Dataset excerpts

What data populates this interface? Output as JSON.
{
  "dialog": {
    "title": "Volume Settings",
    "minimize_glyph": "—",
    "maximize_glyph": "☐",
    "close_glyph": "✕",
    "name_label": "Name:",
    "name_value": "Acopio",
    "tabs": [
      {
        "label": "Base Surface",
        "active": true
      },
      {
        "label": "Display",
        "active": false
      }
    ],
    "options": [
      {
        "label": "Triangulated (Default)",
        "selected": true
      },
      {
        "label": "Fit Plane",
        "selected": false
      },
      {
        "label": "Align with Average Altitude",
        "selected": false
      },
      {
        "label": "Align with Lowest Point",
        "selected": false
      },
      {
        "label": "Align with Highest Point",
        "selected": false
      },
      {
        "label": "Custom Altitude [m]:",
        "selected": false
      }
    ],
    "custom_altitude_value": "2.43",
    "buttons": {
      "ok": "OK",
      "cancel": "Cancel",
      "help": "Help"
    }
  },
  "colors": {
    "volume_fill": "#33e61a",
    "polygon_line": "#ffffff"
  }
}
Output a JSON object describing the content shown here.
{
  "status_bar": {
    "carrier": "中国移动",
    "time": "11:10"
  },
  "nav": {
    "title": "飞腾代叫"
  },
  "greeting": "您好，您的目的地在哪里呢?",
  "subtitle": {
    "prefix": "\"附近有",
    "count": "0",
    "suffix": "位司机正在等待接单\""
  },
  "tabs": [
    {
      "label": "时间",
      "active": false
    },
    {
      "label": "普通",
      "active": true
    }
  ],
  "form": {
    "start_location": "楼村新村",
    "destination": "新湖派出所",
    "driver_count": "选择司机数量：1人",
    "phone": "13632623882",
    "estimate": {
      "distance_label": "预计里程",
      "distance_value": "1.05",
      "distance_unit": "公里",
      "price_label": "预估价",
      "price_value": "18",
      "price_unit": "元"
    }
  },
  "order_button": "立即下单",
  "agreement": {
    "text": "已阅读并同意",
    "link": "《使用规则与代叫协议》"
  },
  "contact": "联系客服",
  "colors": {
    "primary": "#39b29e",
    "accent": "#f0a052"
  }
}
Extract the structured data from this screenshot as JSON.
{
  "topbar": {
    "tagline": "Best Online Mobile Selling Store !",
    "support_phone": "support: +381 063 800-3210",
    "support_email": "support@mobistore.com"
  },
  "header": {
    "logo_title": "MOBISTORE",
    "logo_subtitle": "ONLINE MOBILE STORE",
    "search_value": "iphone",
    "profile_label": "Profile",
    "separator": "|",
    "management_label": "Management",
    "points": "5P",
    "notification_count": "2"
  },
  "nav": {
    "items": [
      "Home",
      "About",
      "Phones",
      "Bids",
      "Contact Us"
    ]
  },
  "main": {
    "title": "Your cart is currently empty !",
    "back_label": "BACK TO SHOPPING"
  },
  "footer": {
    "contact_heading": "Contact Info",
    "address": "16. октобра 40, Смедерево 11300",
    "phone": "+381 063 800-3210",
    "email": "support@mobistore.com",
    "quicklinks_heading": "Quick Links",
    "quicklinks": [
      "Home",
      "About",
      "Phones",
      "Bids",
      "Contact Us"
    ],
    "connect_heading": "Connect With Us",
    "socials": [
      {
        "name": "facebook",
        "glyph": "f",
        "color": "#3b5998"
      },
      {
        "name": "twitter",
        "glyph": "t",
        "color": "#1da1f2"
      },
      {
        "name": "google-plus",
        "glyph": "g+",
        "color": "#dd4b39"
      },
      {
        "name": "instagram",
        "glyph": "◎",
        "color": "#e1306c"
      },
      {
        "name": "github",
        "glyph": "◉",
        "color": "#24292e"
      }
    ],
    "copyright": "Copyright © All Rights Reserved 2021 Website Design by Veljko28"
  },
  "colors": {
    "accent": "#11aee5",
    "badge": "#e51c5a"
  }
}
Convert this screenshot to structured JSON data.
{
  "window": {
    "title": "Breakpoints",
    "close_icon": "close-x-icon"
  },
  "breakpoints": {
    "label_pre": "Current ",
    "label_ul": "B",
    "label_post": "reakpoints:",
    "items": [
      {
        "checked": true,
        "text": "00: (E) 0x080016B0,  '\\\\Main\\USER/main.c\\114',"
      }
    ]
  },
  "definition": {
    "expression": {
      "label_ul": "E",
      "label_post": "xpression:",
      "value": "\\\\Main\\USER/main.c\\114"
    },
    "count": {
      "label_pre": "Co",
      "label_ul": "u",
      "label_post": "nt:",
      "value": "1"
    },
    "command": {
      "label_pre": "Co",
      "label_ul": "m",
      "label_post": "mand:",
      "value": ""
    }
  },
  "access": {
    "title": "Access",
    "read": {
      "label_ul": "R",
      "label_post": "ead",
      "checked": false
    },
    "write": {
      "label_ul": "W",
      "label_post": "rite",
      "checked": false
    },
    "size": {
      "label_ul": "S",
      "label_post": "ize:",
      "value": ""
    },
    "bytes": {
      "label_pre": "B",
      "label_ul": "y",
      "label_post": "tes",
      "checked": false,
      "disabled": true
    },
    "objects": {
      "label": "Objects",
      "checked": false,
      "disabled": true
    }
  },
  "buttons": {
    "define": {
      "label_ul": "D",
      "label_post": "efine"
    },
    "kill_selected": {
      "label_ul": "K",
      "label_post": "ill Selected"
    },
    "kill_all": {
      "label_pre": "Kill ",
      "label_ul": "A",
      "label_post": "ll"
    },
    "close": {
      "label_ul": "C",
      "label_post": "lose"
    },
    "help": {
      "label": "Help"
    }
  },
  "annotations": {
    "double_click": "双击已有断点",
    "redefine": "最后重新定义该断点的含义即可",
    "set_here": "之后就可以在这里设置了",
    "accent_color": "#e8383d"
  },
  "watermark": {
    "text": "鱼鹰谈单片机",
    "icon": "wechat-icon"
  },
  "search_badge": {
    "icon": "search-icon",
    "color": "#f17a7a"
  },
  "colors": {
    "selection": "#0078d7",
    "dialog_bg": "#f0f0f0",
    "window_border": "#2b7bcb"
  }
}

> Aim of the exercise
Give a word-for-word copy of the records.

> Exercise result
What data populates this interface? Output as JSON.
{
  "dialog": {
    "title": "Volume Settings",
    "minimize_glyph": "—",
    "maximize_glyph": "☐",
    "close_glyph": "✕",
    "name_label": "Name:",
    "name_value": "Acopio",
    "tabs": [
      {
        "label": "Base Surface",
        "active": true
      },
      {
        "label": "Display",
        "active": false
      }
    ],
    "options": [
      {
        "label": "Triangulated (Default)",
        "selected": true
      },
      {
        "label": "Fit Plane",
        "selected": false
      },
      {
        "label": "Align with Average Altitude",
        "selected": false
      },
      {
        "label": "Align with Lowest Point",
        "selected": false
      },
      {
        "label": "Align with Highest Point",
        "selected": false
      },
      {
        "label": "Custom Altitude [m]:",
        "selected": false
      }
    ],
    "custom_altitude_value": "2.43",
    "buttons": {
      "ok": "OK",
      "cancel": "Cancel",
      "help": "Help"
    }
  },
  "colors": {
    "volume_fill": "#33e61a",
    "polygon_line": "#ffffff"
  }
}
Output a JSON object describing the content shown here.
{
  "status_bar": {
    "carrier": "中国移动",
    "time": "11:10"
  },
  "nav": {
    "title": "飞腾代叫"
  },
  "greeting": "您好，您的目的地在哪里呢?",
  "subtitle": {
    "prefix": "\"附近有",
    "count": "0",
    "suffix": "位司机正在等待接单\""
  },
  "tabs": [
    {
      "label": "时间",
      "active": false
    },
    {
      "label": "普通",
      "active": true
    }
  ],
  "form": {
    "start_location": "楼村新村",
    "destination": "新湖派出所",
    "driver_count": "选择司机数量：1人",
    "phone": "13632623882",
    "estimate": {
      "distance_label": "预计里程",
      "distance_value": "1.05",
      "distance_unit": "公里",
      "price_label": "预估价",
      "price_value": "18",
      "price_unit": "元"
    }
  },
  "order_button": "立即下单",
  "agreement": {
    "text": "已阅读并同意",
    "link": "《使用规则与代叫协议》"
  },
  "contact": "联系客服",
  "colors": {
    "primary": "#39b29e",
    "accent": "#f0a052"
  }
}
Extract the structured data from this screenshot as JSON.
{
  "topbar": {
    "tagline": "Best Online Mobile Selling Store !",
    "support_phone": "support: +381 063 800-3210",
    "support_email": "support@mobistore.com"
  },
  "header": {
    "logo_title": "MOBISTORE",
    "logo_subtitle": "ONLINE MOBILE STORE",
    "search_value": "iphone",
    "profile_label": "Profile",
    "separator": "|",
    "management_label": "Management",
    "points": "5P",
    "notification_count": "2"
  },
  "nav": {
    "items": [
      "Home",
      "About",
      "Phones",
      "Bids",
      "Contact Us"
    ]
  },
  "main": {
    "title": "Your cart is currently empty !",
    "back_label": "BACK TO SHOPPING"
  },
  "footer": {
    "contact_heading": "Contact Info",
    "address": "16. октобра 40, Смедерево 11300",
    "phone": "+381 063 800-3210",
    "email": "support@mobistore.com",
    "quicklinks_heading": "Quick Links",
    "quicklinks": [
      "Home",
      "About",
      "Phones",
      "Bids",
      "Contact Us"
    ],
    "connect_heading": "Connect With Us",
    "socials": [
      {
        "name": "facebook",
        "glyph": "f",
        "color": "#3b5998"
      },
      {
        "name": "twitter",
        "glyph": "t",
        "color": "#1da1f2"
      },
      {
        "name": "google-plus",
        "glyph": "g+",
        "color": "#dd4b39"
      },
      {
        "name": "instagram",
        "glyph": "◎",
        "color": "#e1306c"
      },
      {
        "name": "github",
        "glyph": "◉",
        "color": "#24292e"
      }
    ],
    "copyright": "Copyright © All Rights Reserved 2021 Website Design by Veljko28"
  },
  "colors": {
    "accent": "#11aee5",
    "badge": "#e51c5a"
  }
}
Convert this screenshot to structured JSON data.
{
  "window": {
    "title": "Breakpoints",
    "close_icon": "close-x-icon"
  },
  "breakpoints": {
    "label_pre": "Current ",
    "label_ul": "B",
    "label_post": "reakpoints:",
    "items": [
      {
        "checked": true,
        "text": "00: (E) 0x080016B0,  '\\\\Main\\USER/main.c\\114',"
      }
    ]
  },
  "definition": {
    "expression": {
      "label_ul": "E",
      "label_post": "xpression:",
      "value": "\\\\Main\\USER/main.c\\114"
    },
    "count": {
      "label_pre": "Co",
      "label_ul": "u",
      "label_post": "nt:",
      "value": "1"
    },
    "command": {
      "label_pre": "Co",
      "label_ul": "m",
      "label_post": "mand:",
      "value": ""
    }
  },
  "access": {
    "title": "Access",
    "read": {
      "label_ul": "R",
      "label_post": "ead",
      "checked": false
    },
    "write": {
      "label_ul": "W",
      "label_post": "rite",
      "checked": false
    },
    "size": {
      "label_ul": "S",
      "label_post": "ize:",
      "value": ""
    },
    "bytes": {
      "label_pre": "B",
      "label_ul": "y",
      "label_post": "tes",
      "checked": false,
      "disabled": true
    },
    "objects": {
      "label": "Objects",
      "checked": false,
      "disabled": true
    }
  },
  "buttons": {
    "define": {
      "label_ul": "D",
      "label_post": "efine"
    },
    "kill_selected": {
      "label_ul": "K",
      "label_post": "ill Selected"
    },
    "kill_all": {
      "label_pre": "Kill ",
      "label_ul": "A",
      "label_post": "ll"
    },
    "close": {
      "label_ul": "C",
      "label_post": "lose"
    },
    "help": {
      "label": "Help"
    }
  },
  "annotations": {
    "double_click": "双击已有断点",
    "redefine": "最后重新定义该断点的含义即可",
    "set_here": "之后就可以在这里设置了",
    "accent_color": "#e8383d"
  },
  "watermark": {
    "text": "鱼鹰谈单片机",
    "icon": "wechat-icon"
  },
  "search_badge": {
    "icon": "search-icon",
    "color": "#f17a7a"
  },
  "colors": {
    "selection": "#0078d7",
    "dialog_bg": "#f0f0f0",
    "window_border": "#2b7bcb"
  }
}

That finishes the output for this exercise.